→ **Brief**:
Make an exact copy of the entries below with the pictures removed.

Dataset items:
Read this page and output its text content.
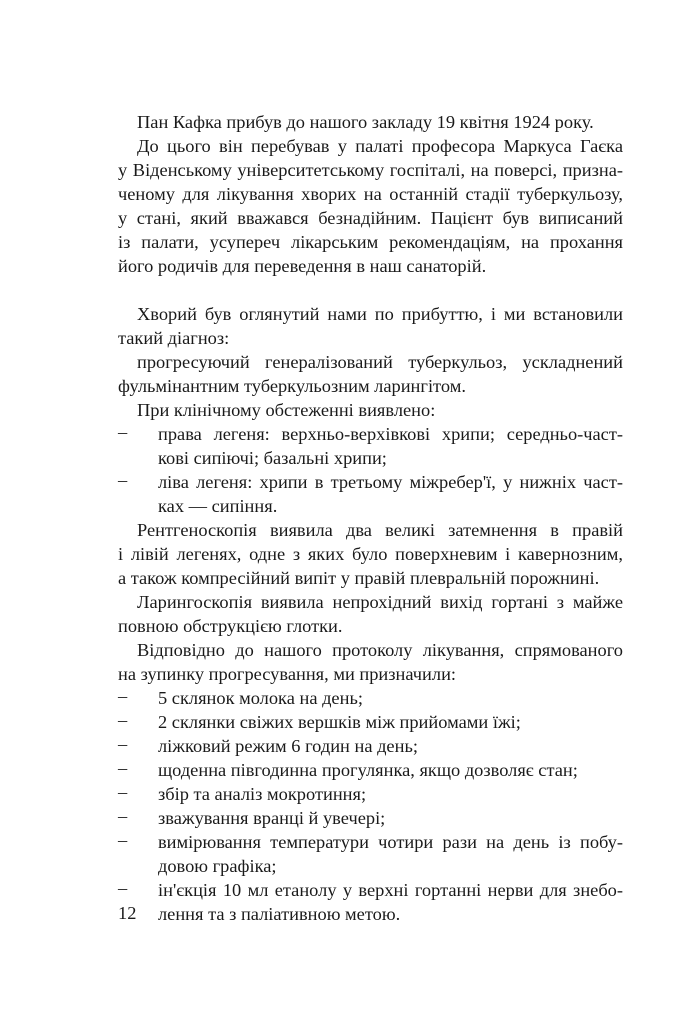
Пан Кафка прибув до нашого закладу 19 квітня 1924 року.

До цього він перебував у палаті професора Маркуса Гаєка
у Віденському університетському госпіталі, на поверсі, призна-
ченому для лікування хворих на останній стадії туберкульозу,
у стані, який вважався безнадійним. Пацієнт був виписаний
із палати, усупереч лікарським рекомендаціям, на прохання
його родичів для переведення в наш санаторій.

Хворий був оглянутий нами по прибуттю, і ми встановили
такий діагноз:

прогресуючий генералізований туберкульоз, ускладнений
фульмінантним туберкульозним ларингітом.

При клінічному обстеженні виявлено:

–	права легеня: верхньо-верхівкові хрипи; середньо-част-
кові сипіючі; базальні хрипи;
–	ліва легеня: хрипи в третьому міжребер'ї, у нижніх част-
ках — сипіння.

Рентгеноскопія виявила два великі затемнення в правій
і лівій легенях, одне з яких було поверхневим і кавернозним,
а також компресійний випіт у правій плевральній порожнині.

Ларингоскопія виявила непрохідний вихід гортані з майже
повною обструкцією глотки.

Відповідно до нашого протоколу лікування, спрямованого
на зупинку прогресування, ми призначили:

–	5 склянок молока на день;
–	2 склянки свіжих вершків між прийомами їжі;
–	ліжковий режим 6 годин на день;
–	щоденна півгодинна прогулянка, якщо дозволяє стан;
–	збір та аналіз мокротиння;
–	зважування вранці й увечері;
–	вимірювання температури чотири рази на день із побу-
довою графіка;
–	ін'єкція 10 мл етанолу у верхні гортанні нерви для знебо-
лення та з паліативною метою.
12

→ **Solution for this problem**:
Read this page and output its text content.
Пан Кафка прибув до нашого закладу 19 квітня 1924 року.

До цього він перебував у палаті професора Маркуса Гаєка
у Віденському університетському госпіталі, на поверсі, призна-
ченому для лікування хворих на останній стадії туберкульозу,
у стані, який вважався безнадійним. Пацієнт був виписаний
із палати, усупереч лікарським рекомендаціям, на прохання
його родичів для переведення в наш санаторій.

Хворий був оглянутий нами по прибуттю, і ми встановили
такий діагноз:

прогресуючий генералізований туберкульоз, ускладнений
фульмінантним туберкульозним ларингітом.

При клінічному обстеженні виявлено:

–	права легеня: верхньо-верхівкові хрипи; середньо-част-
кові сипіючі; базальні хрипи;
–	ліва легеня: хрипи в третьому міжребер'ї, у нижніх част-
ках — сипіння.

Рентгеноскопія виявила два великі затемнення в правій
і лівій легенях, одне з яких було поверхневим і кавернозним,
а також компресійний випіт у правій плевральній порожнині.

Ларингоскопія виявила непрохідний вихід гортані з майже
повною обструкцією глотки.

Відповідно до нашого протоколу лікування, спрямованого
на зупинку прогресування, ми призначили:

–	5 склянок молока на день;
–	2 склянки свіжих вершків між прийомами їжі;
–	ліжковий режим 6 годин на день;
–	щоденна півгодинна прогулянка, якщо дозволяє стан;
–	збір та аналіз мокротиння;
–	зважування вранці й увечері;
–	вимірювання температури чотири рази на день із побу-
довою графіка;
–	ін'єкція 10 мл етанолу у верхні гортанні нерви для знебо-
лення та з паліативною метою.
12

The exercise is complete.